PROVIDED DATA:
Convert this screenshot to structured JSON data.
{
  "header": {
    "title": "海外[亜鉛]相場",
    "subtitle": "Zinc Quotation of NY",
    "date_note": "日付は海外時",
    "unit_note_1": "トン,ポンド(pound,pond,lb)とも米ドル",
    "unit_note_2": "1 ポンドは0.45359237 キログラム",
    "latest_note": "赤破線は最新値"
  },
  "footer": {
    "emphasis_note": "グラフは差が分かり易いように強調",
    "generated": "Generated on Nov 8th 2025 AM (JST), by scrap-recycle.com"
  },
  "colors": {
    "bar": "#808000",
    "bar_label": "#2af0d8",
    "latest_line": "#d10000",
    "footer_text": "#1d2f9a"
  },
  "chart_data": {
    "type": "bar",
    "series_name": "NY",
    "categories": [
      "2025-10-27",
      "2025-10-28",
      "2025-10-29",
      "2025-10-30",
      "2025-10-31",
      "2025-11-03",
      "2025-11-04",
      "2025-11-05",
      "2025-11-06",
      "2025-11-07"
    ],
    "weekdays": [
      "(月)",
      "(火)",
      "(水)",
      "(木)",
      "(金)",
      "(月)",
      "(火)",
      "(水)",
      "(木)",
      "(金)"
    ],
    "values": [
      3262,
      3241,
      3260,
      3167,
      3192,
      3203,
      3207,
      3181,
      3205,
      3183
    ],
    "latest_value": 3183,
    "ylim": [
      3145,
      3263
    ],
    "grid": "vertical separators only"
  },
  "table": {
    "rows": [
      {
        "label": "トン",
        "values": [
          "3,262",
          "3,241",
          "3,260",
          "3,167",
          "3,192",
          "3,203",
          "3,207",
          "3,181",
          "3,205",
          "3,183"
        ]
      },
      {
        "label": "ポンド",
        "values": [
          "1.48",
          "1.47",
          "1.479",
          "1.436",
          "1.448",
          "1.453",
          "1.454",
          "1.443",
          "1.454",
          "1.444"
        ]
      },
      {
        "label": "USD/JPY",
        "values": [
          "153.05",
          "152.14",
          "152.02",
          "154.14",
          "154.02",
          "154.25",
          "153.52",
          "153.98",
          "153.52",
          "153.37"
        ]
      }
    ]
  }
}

WHAT IS EXPECTED: Your task is to extract all of the records exactly.

RESPONSE BELOW:
Convert this screenshot to structured JSON data.
{
  "header": {
    "title": "海外[亜鉛]相場",
    "subtitle": "Zinc Quotation of NY",
    "date_note": "日付は海外時",
    "unit_note_1": "トン,ポンド(pound,pond,lb)とも米ドル",
    "unit_note_2": "1 ポンドは0.45359237 キログラム",
    "latest_note": "赤破線は最新値"
  },
  "footer": {
    "emphasis_note": "グラフは差が分かり易いように強調",
    "generated": "Generated on Nov 8th 2025 AM (JST), by scrap-recycle.com"
  },
  "colors": {
    "bar": "#808000",
    "bar_label": "#2af0d8",
    "latest_line": "#d10000",
    "footer_text": "#1d2f9a"
  },
  "chart_data": {
    "type": "bar",
    "series_name": "NY",
    "categories": [
      "2025-10-27",
      "2025-10-28",
      "2025-10-29",
      "2025-10-30",
      "2025-10-31",
      "2025-11-03",
      "2025-11-04",
      "2025-11-05",
      "2025-11-06",
      "2025-11-07"
    ],
    "weekdays": [
      "(月)",
      "(火)",
      "(水)",
      "(木)",
      "(金)",
      "(月)",
      "(火)",
      "(水)",
      "(木)",
      "(金)"
    ],
    "values": [
      3262,
      3241,
      3260,
      3167,
      3192,
      3203,
      3207,
      3181,
      3205,
      3183
    ],
    "latest_value": 3183,
    "ylim": [
      3145,
      3263
    ],
    "grid": "vertical separators only"
  },
  "table": {
    "rows": [
      {
        "label": "トン",
        "values": [
          "3,262",
          "3,241",
          "3,260",
          "3,167",
          "3,192",
          "3,203",
          "3,207",
          "3,181",
          "3,205",
          "3,183"
        ]
      },
      {
        "label": "ポンド",
        "values": [
          "1.48",
          "1.47",
          "1.479",
          "1.436",
          "1.448",
          "1.453",
          "1.454",
          "1.443",
          "1.454",
          "1.444"
        ]
      },
      {
        "label": "USD/JPY",
        "values": [
          "153.05",
          "152.14",
          "152.02",
          "154.14",
          "154.02",
          "154.25",
          "153.52",
          "153.98",
          "153.52",
          "153.37"
        ]
      }
    ]
  }
}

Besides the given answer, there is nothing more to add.